◆ EXERCISE PROMPT:
Write the records out again exactly, leaving no images in.

◆ ENTRIES SHOWN:
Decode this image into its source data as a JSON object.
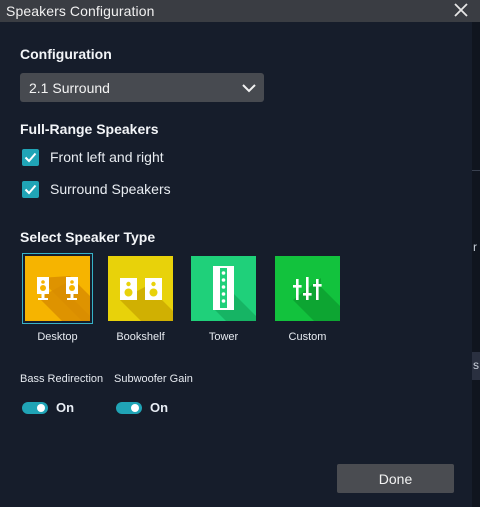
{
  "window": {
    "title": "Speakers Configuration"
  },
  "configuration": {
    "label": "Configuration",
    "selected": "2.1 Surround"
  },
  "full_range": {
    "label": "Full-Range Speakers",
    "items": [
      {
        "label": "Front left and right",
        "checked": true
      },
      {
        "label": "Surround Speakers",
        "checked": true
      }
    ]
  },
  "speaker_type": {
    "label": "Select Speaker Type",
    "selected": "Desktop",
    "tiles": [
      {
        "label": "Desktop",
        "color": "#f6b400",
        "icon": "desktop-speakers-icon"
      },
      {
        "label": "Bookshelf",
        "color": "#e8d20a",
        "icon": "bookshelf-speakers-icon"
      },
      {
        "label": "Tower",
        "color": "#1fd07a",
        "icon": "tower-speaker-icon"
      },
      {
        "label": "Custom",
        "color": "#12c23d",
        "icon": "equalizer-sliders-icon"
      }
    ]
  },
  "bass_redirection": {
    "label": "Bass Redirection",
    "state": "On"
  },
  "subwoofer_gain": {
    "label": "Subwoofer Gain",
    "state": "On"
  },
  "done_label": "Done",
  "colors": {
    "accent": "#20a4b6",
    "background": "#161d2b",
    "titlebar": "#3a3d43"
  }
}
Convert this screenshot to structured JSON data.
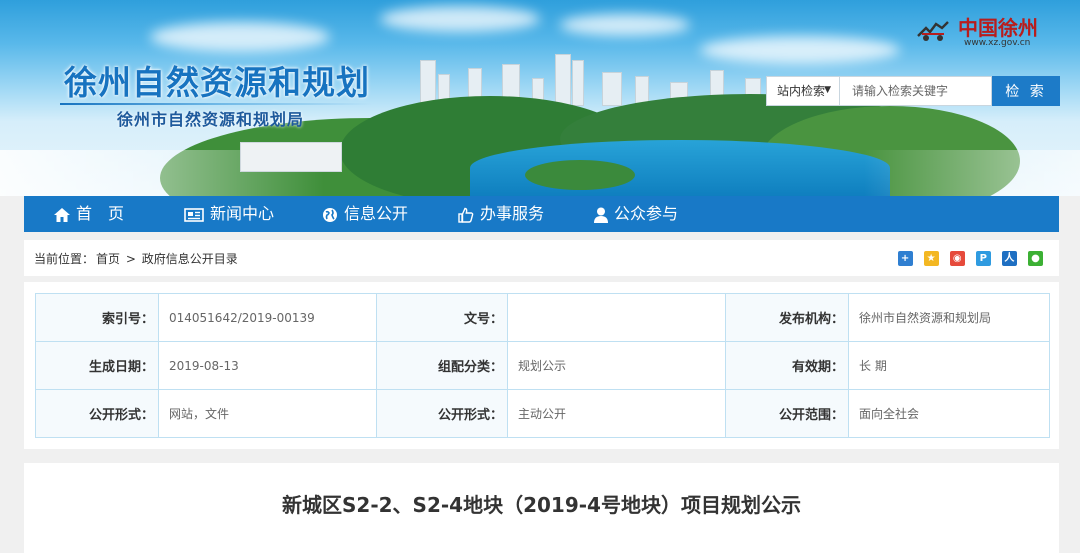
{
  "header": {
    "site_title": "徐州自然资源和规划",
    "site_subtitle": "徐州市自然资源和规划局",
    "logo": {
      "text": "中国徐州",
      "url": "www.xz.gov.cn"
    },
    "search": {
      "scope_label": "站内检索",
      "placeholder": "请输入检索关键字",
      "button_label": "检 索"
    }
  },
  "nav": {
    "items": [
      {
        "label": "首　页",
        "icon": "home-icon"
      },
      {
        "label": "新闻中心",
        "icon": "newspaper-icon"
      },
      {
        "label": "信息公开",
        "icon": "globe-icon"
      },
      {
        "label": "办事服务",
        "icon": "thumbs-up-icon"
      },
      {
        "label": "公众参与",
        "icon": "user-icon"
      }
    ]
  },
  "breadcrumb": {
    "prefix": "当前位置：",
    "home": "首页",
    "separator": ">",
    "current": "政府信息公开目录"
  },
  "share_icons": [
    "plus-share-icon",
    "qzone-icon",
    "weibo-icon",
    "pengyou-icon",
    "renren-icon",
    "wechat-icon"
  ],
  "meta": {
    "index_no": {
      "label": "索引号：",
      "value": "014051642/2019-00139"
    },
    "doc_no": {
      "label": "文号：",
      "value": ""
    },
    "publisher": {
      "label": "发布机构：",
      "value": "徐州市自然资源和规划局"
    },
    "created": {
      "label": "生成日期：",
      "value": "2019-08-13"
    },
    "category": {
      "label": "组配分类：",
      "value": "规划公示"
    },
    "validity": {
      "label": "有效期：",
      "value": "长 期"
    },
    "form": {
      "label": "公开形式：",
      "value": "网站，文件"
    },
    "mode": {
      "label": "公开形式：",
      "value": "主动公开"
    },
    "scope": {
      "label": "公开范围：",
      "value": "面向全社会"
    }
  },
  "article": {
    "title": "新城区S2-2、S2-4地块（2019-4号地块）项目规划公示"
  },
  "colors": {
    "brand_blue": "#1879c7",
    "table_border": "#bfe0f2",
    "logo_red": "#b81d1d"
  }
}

◆ FULL ANSWER:
Decode this image into its source data as a JSON object.
{
  "window": {
    "title": "Speakers Configuration"
  },
  "configuration": {
    "label": "Configuration",
    "selected": "2.1 Surround"
  },
  "full_range": {
    "label": "Full-Range Speakers",
    "items": [
      {
        "label": "Front left and right",
        "checked": true
      },
      {
        "label": "Surround Speakers",
        "checked": true
      }
    ]
  },
  "speaker_type": {
    "label": "Select Speaker Type",
    "selected": "Desktop",
    "tiles": [
      {
        "label": "Desktop",
        "color": "#f6b400",
        "icon": "desktop-speakers-icon"
      },
      {
        "label": "Bookshelf",
        "color": "#e8d20a",
        "icon": "bookshelf-speakers-icon"
      },
      {
        "label": "Tower",
        "color": "#1fd07a",
        "icon": "tower-speaker-icon"
      },
      {
        "label": "Custom",
        "color": "#12c23d",
        "icon": "equalizer-sliders-icon"
      }
    ]
  },
  "bass_redirection": {
    "label": "Bass Redirection",
    "state": "On"
  },
  "subwoofer_gain": {
    "label": "Subwoofer Gain",
    "state": "On"
  },
  "done_label": "Done",
  "colors": {
    "accent": "#20a4b6",
    "background": "#161d2b",
    "titlebar": "#3a3d43"
  }
}
Convert this screenshot to structured JSON data.
{
  "header": {
    "site_title": "徐州自然资源和规划",
    "site_subtitle": "徐州市自然资源和规划局",
    "logo": {
      "text": "中国徐州",
      "url": "www.xz.gov.cn"
    },
    "search": {
      "scope_label": "站内检索",
      "placeholder": "请输入检索关键字",
      "button_label": "检 索"
    }
  },
  "nav": {
    "items": [
      {
        "label": "首　页",
        "icon": "home-icon"
      },
      {
        "label": "新闻中心",
        "icon": "newspaper-icon"
      },
      {
        "label": "信息公开",
        "icon": "globe-icon"
      },
      {
        "label": "办事服务",
        "icon": "thumbs-up-icon"
      },
      {
        "label": "公众参与",
        "icon": "user-icon"
      }
    ]
  },
  "breadcrumb": {
    "prefix": "当前位置：",
    "home": "首页",
    "separator": ">",
    "current": "政府信息公开目录"
  },
  "share_icons": [
    "plus-share-icon",
    "qzone-icon",
    "weibo-icon",
    "pengyou-icon",
    "renren-icon",
    "wechat-icon"
  ],
  "meta": {
    "index_no": {
      "label": "索引号：",
      "value": "014051642/2019-00139"
    },
    "doc_no": {
      "label": "文号：",
      "value": ""
    },
    "publisher": {
      "label": "发布机构：",
      "value": "徐州市自然资源和规划局"
    },
    "created": {
      "label": "生成日期：",
      "value": "2019-08-13"
    },
    "category": {
      "label": "组配分类：",
      "value": "规划公示"
    },
    "validity": {
      "label": "有效期：",
      "value": "长 期"
    },
    "form": {
      "label": "公开形式：",
      "value": "网站，文件"
    },
    "mode": {
      "label": "公开形式：",
      "value": "主动公开"
    },
    "scope": {
      "label": "公开范围：",
      "value": "面向全社会"
    }
  },
  "article": {
    "title": "新城区S2-2、S2-4地块（2019-4号地块）项目规划公示"
  },
  "colors": {
    "brand_blue": "#1879c7",
    "table_border": "#bfe0f2",
    "logo_red": "#b81d1d"
  }
}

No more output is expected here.